Your objective
From the listing below, pull each line that includes "JSON".

──────── Input records ────────

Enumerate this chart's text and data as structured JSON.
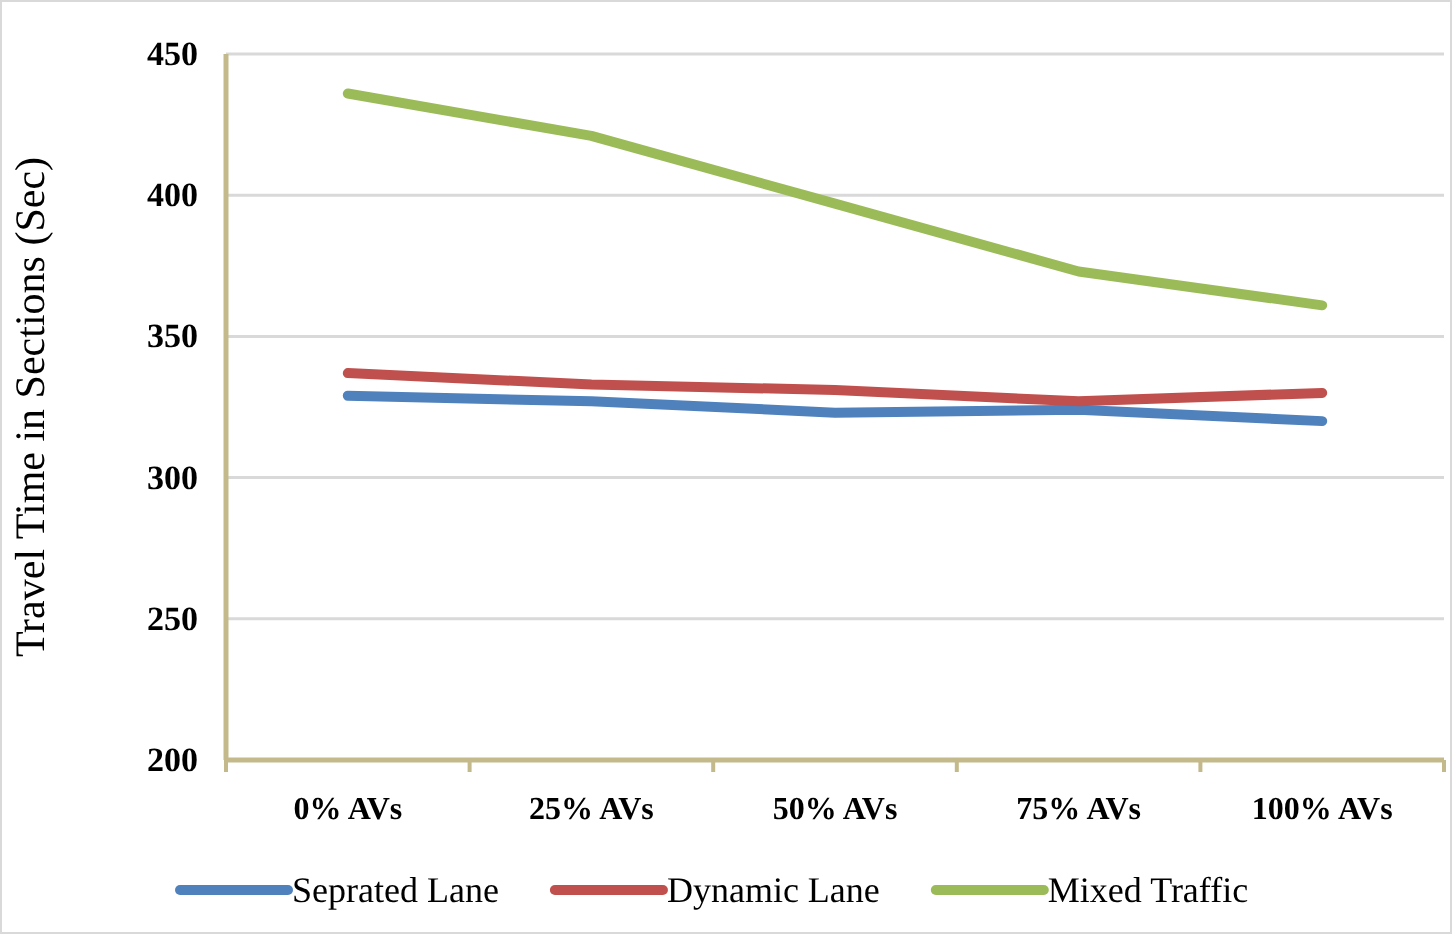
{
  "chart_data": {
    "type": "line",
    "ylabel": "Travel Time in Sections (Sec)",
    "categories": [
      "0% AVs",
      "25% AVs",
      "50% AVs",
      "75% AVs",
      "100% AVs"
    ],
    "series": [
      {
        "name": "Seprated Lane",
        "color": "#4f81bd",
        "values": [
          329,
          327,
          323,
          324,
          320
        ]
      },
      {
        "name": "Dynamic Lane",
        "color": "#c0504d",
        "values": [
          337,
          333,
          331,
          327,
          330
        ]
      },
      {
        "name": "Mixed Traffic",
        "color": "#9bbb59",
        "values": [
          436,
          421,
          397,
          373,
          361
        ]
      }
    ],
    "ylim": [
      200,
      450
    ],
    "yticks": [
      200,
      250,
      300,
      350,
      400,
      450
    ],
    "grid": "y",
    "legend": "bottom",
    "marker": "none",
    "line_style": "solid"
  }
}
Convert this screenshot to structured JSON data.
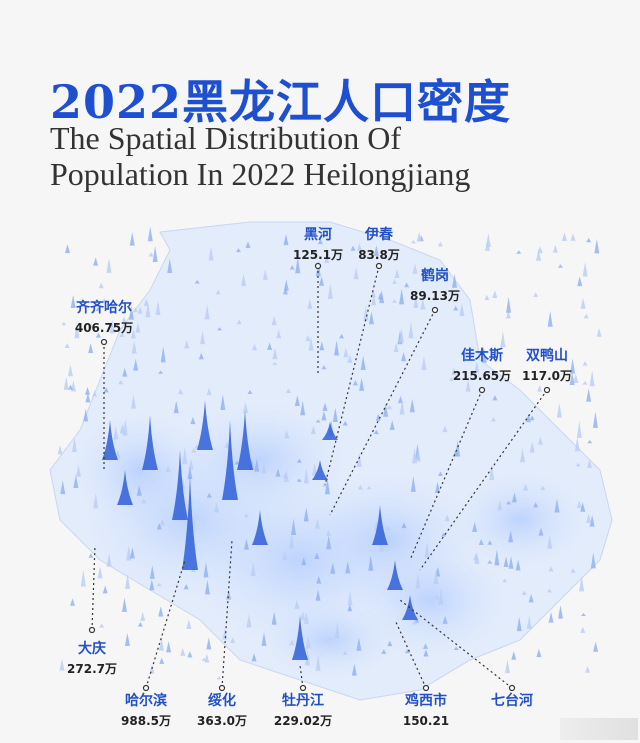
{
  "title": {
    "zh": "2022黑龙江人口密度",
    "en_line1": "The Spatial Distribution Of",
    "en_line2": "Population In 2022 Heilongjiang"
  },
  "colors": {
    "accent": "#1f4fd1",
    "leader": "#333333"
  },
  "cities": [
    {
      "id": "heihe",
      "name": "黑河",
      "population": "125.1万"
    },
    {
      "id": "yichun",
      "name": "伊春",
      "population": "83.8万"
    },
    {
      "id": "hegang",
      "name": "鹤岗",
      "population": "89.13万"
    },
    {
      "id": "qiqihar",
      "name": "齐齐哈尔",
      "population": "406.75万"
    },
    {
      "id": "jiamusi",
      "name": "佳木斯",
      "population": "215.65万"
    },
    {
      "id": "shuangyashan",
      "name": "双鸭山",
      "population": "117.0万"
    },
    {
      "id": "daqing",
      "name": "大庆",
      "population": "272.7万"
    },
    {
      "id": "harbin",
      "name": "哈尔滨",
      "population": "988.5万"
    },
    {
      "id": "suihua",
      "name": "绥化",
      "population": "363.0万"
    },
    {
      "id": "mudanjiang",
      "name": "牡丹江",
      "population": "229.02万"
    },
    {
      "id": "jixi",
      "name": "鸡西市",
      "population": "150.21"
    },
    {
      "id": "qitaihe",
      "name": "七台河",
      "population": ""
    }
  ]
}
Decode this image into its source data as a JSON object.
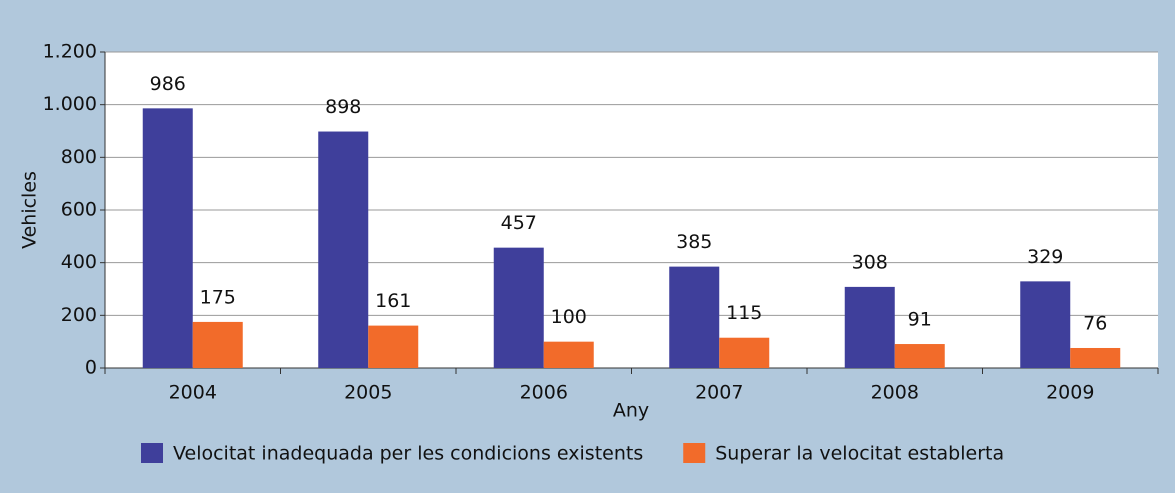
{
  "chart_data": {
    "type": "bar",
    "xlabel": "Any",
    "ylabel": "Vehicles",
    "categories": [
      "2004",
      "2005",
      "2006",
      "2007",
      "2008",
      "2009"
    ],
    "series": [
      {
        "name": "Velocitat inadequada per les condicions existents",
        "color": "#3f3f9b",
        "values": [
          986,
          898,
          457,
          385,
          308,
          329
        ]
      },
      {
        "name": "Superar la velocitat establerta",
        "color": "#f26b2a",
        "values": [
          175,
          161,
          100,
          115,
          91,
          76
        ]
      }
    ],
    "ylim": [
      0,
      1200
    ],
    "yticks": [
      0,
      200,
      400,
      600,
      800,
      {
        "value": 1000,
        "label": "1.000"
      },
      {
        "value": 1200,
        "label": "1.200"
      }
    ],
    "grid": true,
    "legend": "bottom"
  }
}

────────

Written reply
Enumerate this chart's text and data as structured JSON.
Convert this screenshot to structured JSON data.
Decode this image into its source data as a JSON object.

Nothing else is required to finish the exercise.